- [Provided passage]
• • • •

Why ICWA Matters
tags: Supreme Court, Native American history, Tribal Sovereignty, Haaland v. Brackeen, Indian Child Welfare Act
Rebecca Nagle is a journalist based in Tahlequah, Oklahoma. Her podcast, This Land, won the American Mosaic Journalism Prize in 2020.
Every generation of Americans has seen an effort to undermine Indigenous sovereignty. The latest attempt heads to the Supreme Court tomorrow.
In the sprawling federal lawsuit Haaland v. Brackeen, a handful of white foster parents, among other plaintiffs, are asking the Supreme Court to overturn a law called the Indian Child Welfare Act. ICWA was created in 1978 to prevent family separation in Native communities. When the law passed, about a third of Native children had been removed from their families. But in the lawsuit, far more than the future of Native children is at stake.
When a Native child is up for adoption, ICWA prioritizes placing that child first with relatives, then other members of their tribe, and then other Native families. These placement preferences, the non-Native foster parents claim, give them “fourth-tier status.” Their pro bono lawyer Matthew McGill told the Fifth Circuit that this was all because “they are not and cannot be, because of their race, Indian families.” (Notably, in two of the three underlying custody cases, the non-Native foster parents won custody—when blood relatives also wanted to raise the children.) Citing the equal-protection clause of the Fourteenth Amendment, the plaintiffs claim that ICWA violates their constitutional rights by discriminating against them.
What makes the case tricky is that many people in the United States think of Native Americans as a racial group. But that is not how American law works. Under federal law, tribes and tribal citizens are not a racial group, but a political one. Accordingly, ICWA applies only to Native children who either are enrolled in a federally recognized tribe or are eligible based on a given tribe’s citizenship requirements. Just as certain laws apply to me because I am a citizen of the United States or a resident of Oklahoma, certain laws apply to me because I’m a citizen of the Cherokee Nation. Those laws flow from the treaties signed between my sovereign Indigenous nation and the United States, established through the same constitutional process the U.S. uses to sign treaties with Britain or Japan.

• • • •

- [Dataset entries]
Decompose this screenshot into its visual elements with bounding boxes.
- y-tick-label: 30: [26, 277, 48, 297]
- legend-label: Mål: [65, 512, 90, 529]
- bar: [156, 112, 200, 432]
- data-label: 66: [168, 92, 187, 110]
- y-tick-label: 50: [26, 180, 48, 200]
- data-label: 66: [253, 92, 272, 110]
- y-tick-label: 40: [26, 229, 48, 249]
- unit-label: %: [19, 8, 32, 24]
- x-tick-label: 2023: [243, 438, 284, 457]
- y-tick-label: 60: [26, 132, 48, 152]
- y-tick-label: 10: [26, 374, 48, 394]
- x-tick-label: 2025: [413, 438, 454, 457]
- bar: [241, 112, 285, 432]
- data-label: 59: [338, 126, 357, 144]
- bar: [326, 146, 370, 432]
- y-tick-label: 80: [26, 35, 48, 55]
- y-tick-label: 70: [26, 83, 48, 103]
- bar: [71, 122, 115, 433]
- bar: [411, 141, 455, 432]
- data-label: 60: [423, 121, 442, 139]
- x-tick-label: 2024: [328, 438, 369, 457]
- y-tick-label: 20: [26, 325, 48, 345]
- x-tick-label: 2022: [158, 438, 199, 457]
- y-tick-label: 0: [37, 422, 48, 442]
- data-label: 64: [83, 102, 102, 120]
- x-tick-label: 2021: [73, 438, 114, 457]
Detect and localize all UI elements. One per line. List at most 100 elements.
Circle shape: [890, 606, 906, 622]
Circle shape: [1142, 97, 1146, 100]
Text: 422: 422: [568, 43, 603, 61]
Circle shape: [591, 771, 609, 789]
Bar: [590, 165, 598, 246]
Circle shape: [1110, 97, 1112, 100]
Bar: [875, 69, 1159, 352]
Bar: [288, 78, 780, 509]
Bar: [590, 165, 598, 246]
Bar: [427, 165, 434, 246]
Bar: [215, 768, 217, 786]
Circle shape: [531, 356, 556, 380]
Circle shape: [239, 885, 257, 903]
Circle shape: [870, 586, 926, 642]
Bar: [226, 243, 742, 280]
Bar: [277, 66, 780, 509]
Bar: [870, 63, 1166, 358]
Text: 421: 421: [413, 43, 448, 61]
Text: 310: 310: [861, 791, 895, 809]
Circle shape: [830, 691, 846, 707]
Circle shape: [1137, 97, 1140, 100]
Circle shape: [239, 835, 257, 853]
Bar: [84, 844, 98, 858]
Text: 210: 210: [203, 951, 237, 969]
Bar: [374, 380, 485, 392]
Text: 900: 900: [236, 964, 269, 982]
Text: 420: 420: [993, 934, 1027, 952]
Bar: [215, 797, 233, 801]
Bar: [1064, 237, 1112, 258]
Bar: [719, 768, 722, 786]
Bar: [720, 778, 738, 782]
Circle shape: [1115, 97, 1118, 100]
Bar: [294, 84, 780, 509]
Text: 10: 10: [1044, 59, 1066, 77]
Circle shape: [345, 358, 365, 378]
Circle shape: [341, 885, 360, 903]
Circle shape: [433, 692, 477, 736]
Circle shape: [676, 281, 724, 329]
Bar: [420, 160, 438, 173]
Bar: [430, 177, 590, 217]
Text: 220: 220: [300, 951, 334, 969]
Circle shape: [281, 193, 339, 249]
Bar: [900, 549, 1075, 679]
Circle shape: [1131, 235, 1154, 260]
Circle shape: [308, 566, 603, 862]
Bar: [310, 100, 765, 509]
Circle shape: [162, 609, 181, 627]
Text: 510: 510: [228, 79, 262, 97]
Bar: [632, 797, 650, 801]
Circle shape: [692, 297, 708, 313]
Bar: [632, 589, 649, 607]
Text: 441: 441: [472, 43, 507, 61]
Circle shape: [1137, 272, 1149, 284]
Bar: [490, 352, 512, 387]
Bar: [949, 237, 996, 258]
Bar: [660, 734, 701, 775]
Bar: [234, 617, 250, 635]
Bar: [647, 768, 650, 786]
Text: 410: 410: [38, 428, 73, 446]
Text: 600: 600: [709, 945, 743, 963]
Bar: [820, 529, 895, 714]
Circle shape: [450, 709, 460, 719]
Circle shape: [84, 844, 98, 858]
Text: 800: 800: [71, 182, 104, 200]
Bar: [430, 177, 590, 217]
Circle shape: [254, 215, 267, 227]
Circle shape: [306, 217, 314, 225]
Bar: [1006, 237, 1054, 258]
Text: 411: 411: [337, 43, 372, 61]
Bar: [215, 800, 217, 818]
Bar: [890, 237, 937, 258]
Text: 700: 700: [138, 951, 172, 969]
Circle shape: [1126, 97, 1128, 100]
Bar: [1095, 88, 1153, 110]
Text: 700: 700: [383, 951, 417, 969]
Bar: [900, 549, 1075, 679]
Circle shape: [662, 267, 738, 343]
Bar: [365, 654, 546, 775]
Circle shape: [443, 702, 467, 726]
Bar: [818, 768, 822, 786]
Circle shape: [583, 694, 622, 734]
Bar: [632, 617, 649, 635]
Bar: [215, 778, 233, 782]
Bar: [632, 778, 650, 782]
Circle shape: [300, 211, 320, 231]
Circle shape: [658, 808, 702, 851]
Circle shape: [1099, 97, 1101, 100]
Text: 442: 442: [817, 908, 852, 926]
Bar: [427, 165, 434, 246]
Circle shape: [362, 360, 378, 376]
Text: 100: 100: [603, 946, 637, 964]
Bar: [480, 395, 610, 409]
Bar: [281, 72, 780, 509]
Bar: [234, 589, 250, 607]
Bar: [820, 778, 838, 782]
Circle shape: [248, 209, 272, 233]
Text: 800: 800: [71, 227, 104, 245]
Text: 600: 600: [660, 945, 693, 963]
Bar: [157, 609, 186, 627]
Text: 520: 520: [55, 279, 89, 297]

• • • •

- [To do]
1. According to the ICWA article, what share of Native children had been removed from their families when the law passed?
2. Reproduce the section of the ICWA article starting at "When a Native" and ending at "discriminating against them.".
The entries have no connection to the ICWA article.

- [Exercise answers]
1. About a third.

2.
When a Native child is up for adoption, ICWA prioritizes placing that child first with relatives, then other members of their tribe, and then other Native families. These placement preferences, the non-Native foster parents claim, give them “fourth-tier status.” Their pro bono lawyer Matthew McGill told the Fifth Circuit that this was all because “they are not and cannot be, because of their race, Indian families.” (Notably, in two of the three underlying custody cases, the non-Native foster parents won custody—when blood relatives also wanted to raise the children.) Citing the equal-protection clause of the Fourteenth Amendment, the plaintiffs claim that ICWA violates their constitutional rights by discriminating against them.